● **Source data**:
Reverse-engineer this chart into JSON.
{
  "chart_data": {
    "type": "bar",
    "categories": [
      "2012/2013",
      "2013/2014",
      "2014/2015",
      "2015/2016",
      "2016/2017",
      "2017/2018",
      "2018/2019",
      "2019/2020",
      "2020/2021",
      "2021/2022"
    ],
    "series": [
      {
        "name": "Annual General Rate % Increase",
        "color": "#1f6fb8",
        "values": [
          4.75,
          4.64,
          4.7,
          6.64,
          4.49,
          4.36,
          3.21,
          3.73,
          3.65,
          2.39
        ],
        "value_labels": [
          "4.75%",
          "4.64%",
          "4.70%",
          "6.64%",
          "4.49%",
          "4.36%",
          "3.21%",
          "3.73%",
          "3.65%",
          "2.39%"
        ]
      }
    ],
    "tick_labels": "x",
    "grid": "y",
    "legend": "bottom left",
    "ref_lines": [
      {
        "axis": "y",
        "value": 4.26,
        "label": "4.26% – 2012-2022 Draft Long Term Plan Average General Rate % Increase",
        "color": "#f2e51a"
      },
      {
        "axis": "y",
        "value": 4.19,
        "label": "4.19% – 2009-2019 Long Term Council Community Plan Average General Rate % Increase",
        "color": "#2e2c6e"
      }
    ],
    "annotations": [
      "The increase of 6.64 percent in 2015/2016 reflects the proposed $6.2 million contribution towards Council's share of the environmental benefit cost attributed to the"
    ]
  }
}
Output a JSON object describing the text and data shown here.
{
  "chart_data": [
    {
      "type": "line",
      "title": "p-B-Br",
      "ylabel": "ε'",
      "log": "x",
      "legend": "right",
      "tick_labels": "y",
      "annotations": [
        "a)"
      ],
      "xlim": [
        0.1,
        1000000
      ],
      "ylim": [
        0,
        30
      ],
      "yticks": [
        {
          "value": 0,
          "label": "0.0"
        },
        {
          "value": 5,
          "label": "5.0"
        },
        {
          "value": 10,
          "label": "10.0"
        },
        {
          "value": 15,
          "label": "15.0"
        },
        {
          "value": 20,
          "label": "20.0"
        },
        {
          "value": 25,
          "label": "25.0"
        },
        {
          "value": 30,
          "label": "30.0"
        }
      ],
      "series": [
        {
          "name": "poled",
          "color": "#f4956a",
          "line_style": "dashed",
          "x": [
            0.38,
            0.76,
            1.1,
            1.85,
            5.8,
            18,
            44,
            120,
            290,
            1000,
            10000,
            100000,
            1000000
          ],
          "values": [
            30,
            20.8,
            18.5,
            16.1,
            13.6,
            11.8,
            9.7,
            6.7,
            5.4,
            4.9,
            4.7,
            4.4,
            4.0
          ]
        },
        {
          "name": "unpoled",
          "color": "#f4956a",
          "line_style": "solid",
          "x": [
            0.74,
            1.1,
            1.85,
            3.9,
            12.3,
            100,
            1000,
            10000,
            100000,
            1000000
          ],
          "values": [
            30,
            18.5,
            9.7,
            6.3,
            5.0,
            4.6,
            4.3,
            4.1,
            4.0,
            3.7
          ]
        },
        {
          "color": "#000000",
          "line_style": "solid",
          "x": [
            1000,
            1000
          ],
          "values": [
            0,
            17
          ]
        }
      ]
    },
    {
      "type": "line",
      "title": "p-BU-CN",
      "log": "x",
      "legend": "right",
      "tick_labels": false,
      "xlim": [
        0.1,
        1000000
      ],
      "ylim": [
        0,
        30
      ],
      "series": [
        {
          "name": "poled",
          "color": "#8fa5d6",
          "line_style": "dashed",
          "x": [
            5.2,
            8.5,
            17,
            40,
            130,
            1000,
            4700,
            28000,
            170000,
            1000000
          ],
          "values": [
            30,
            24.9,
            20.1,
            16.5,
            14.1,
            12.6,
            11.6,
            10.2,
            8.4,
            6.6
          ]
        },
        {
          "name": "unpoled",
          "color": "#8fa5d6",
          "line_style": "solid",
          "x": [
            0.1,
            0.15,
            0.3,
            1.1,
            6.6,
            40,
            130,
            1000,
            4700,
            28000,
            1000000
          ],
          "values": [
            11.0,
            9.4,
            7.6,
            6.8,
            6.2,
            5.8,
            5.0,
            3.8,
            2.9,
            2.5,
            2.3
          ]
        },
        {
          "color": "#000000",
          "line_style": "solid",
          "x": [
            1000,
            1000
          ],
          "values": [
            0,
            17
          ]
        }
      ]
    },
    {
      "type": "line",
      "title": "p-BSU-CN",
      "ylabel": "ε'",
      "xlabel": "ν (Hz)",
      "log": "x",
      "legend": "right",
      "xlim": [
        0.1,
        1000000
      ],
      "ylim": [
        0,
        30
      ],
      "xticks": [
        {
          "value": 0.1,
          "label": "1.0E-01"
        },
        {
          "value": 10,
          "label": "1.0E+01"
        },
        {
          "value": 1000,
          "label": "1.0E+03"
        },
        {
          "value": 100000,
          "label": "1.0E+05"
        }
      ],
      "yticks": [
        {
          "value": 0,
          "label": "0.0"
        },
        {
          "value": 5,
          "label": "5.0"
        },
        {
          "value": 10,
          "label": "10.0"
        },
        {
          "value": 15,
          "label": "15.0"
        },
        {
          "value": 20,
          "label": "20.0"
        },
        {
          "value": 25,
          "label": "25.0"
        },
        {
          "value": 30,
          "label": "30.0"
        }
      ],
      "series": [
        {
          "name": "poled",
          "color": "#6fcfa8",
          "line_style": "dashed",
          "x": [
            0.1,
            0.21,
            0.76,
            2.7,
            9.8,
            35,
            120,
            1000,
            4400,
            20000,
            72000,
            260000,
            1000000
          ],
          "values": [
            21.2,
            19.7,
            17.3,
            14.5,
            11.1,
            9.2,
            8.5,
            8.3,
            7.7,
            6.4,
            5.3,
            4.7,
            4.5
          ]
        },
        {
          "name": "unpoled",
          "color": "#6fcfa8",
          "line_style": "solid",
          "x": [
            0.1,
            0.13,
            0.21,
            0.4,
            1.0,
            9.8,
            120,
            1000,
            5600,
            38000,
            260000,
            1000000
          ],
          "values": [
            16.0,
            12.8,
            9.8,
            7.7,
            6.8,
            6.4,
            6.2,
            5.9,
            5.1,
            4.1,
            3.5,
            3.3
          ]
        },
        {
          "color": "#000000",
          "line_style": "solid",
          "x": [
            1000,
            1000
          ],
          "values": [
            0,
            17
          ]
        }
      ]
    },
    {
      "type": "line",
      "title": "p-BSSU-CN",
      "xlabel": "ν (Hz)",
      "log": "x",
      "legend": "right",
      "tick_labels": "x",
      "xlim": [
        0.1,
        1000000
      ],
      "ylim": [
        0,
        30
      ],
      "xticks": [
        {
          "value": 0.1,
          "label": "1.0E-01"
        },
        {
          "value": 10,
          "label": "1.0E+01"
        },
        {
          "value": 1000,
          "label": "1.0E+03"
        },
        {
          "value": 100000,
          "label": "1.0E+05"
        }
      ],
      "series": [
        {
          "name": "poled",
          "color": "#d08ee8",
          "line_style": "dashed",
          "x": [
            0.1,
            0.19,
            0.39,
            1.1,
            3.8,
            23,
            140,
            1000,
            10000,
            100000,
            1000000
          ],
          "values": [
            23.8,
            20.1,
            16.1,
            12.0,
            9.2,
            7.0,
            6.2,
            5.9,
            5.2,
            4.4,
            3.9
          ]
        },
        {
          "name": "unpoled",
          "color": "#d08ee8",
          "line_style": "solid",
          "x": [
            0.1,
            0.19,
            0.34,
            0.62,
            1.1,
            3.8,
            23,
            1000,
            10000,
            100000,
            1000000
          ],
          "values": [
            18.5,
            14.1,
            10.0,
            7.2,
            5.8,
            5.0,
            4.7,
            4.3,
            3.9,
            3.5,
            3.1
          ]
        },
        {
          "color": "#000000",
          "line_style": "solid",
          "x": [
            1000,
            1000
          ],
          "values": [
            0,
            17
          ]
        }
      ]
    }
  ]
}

● **Given instruction**:
Which lines hold the word "Long"? Copy each of them from the records.

● **Result**:
        "label": "4.26% – 2012-2022 Draft Long Term Plan Average General Rate % Increase",
        "label": "4.19% – 2009-2019 Long Term Council Community Plan Average General Rate % Increase",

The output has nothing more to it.